*Instructions for the task*
Wherever the string "arrondissements" appears in a line, extract that line.
* begin *
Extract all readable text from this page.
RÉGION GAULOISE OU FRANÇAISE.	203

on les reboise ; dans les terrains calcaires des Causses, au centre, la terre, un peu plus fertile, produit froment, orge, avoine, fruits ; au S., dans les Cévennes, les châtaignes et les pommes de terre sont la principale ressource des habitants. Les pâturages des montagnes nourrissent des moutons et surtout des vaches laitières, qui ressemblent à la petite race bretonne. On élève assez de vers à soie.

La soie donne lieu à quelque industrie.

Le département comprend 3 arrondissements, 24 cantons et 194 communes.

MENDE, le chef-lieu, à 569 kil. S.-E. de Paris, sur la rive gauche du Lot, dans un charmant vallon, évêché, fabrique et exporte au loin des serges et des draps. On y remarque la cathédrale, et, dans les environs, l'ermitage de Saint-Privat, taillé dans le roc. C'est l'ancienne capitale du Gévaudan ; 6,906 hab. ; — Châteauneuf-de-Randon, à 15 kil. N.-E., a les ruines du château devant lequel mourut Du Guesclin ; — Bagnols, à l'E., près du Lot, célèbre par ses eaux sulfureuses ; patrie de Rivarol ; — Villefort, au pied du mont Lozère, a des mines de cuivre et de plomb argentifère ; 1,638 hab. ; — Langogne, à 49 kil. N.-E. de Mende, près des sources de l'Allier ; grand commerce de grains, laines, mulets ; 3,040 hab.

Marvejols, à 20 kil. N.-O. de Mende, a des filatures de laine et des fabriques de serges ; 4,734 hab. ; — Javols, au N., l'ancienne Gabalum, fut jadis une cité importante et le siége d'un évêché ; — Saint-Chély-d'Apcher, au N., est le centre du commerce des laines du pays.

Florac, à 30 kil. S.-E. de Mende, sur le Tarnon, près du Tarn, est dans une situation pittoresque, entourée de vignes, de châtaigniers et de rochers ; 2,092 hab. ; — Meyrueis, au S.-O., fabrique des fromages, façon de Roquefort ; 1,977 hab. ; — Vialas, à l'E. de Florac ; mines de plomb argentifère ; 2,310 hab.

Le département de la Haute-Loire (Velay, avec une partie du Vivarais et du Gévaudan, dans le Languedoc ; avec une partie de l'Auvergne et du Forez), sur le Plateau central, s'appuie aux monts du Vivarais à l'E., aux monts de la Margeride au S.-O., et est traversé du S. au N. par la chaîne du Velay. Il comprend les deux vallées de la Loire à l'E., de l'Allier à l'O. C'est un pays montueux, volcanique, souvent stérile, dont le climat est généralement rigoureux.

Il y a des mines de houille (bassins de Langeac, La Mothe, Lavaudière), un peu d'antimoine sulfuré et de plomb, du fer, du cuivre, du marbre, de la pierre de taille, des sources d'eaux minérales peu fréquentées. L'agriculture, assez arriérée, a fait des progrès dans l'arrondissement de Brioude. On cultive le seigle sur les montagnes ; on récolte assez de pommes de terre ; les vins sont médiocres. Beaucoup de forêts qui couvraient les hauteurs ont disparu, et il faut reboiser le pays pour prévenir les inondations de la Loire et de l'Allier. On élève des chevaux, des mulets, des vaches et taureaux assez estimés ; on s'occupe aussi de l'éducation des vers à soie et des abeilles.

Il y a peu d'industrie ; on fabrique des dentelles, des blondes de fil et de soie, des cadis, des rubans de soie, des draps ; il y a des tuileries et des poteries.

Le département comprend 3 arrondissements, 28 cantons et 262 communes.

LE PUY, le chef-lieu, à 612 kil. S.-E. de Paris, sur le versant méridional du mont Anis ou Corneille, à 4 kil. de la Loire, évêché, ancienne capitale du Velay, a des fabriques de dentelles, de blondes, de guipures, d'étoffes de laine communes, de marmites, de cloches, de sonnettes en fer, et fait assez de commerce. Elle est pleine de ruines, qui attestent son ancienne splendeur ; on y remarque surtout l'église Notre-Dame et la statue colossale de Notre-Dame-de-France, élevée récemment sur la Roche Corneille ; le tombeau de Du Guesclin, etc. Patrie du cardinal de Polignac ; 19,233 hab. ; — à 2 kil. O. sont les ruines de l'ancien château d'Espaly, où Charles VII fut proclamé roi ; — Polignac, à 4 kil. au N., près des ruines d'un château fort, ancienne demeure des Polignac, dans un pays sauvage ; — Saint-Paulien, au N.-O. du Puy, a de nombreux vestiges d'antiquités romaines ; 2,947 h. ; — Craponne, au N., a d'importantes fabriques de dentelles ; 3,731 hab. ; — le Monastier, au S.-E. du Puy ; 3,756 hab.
* end *
*Written reply*
Le département comprend 3 arrondissements, 24 cantons et 194 communes.
Le département comprend 3 arrondissements, 28 cantons et 262 communes.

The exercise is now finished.